● What to produce: Render the following material again verbatim, leaving nothing out.

[A run of records]
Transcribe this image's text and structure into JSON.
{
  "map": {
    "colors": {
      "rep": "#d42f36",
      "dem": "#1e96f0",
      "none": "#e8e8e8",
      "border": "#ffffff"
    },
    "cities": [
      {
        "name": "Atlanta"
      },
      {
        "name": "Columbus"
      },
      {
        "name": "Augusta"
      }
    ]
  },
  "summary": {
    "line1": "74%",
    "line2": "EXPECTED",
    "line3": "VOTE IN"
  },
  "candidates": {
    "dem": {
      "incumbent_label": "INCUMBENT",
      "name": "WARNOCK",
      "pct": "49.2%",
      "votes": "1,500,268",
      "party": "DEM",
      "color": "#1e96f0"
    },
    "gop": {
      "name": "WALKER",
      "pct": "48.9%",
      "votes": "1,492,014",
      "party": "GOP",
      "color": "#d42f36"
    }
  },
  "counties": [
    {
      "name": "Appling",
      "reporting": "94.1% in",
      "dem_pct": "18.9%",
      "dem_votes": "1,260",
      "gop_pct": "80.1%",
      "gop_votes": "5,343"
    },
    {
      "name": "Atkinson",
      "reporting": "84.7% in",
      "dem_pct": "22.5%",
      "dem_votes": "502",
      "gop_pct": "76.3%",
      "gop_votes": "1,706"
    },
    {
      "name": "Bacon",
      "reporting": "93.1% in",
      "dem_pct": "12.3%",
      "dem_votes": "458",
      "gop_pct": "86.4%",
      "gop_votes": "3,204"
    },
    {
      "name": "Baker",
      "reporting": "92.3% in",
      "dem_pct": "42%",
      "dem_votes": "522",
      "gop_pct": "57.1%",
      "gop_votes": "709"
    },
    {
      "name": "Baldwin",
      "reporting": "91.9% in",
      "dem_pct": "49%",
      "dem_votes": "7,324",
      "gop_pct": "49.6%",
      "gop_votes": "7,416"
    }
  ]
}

● Correct result:
Transcribe this image's text and structure into JSON.
{
  "map": {
    "colors": {
      "rep": "#d42f36",
      "dem": "#1e96f0",
      "none": "#e8e8e8",
      "border": "#ffffff"
    },
    "cities": [
      {
        "name": "Atlanta"
      },
      {
        "name": "Columbus"
      },
      {
        "name": "Augusta"
      }
    ]
  },
  "summary": {
    "line1": "74%",
    "line2": "EXPECTED",
    "line3": "VOTE IN"
  },
  "candidates": {
    "dem": {
      "incumbent_label": "INCUMBENT",
      "name": "WARNOCK",
      "pct": "49.2%",
      "votes": "1,500,268",
      "party": "DEM",
      "color": "#1e96f0"
    },
    "gop": {
      "name": "WALKER",
      "pct": "48.9%",
      "votes": "1,492,014",
      "party": "GOP",
      "color": "#d42f36"
    }
  },
  "counties": [
    {
      "name": "Appling",
      "reporting": "94.1% in",
      "dem_pct": "18.9%",
      "dem_votes": "1,260",
      "gop_pct": "80.1%",
      "gop_votes": "5,343"
    },
    {
      "name": "Atkinson",
      "reporting": "84.7% in",
      "dem_pct": "22.5%",
      "dem_votes": "502",
      "gop_pct": "76.3%",
      "gop_votes": "1,706"
    },
    {
      "name": "Bacon",
      "reporting": "93.1% in",
      "dem_pct": "12.3%",
      "dem_votes": "458",
      "gop_pct": "86.4%",
      "gop_votes": "3,204"
    },
    {
      "name": "Baker",
      "reporting": "92.3% in",
      "dem_pct": "42%",
      "dem_votes": "522",
      "gop_pct": "57.1%",
      "gop_votes": "709"
    },
    {
      "name": "Baldwin",
      "reporting": "91.9% in",
      "dem_pct": "49%",
      "dem_votes": "7,324",
      "gop_pct": "49.6%",
      "gop_votes": "7,416"
    }
  ]
}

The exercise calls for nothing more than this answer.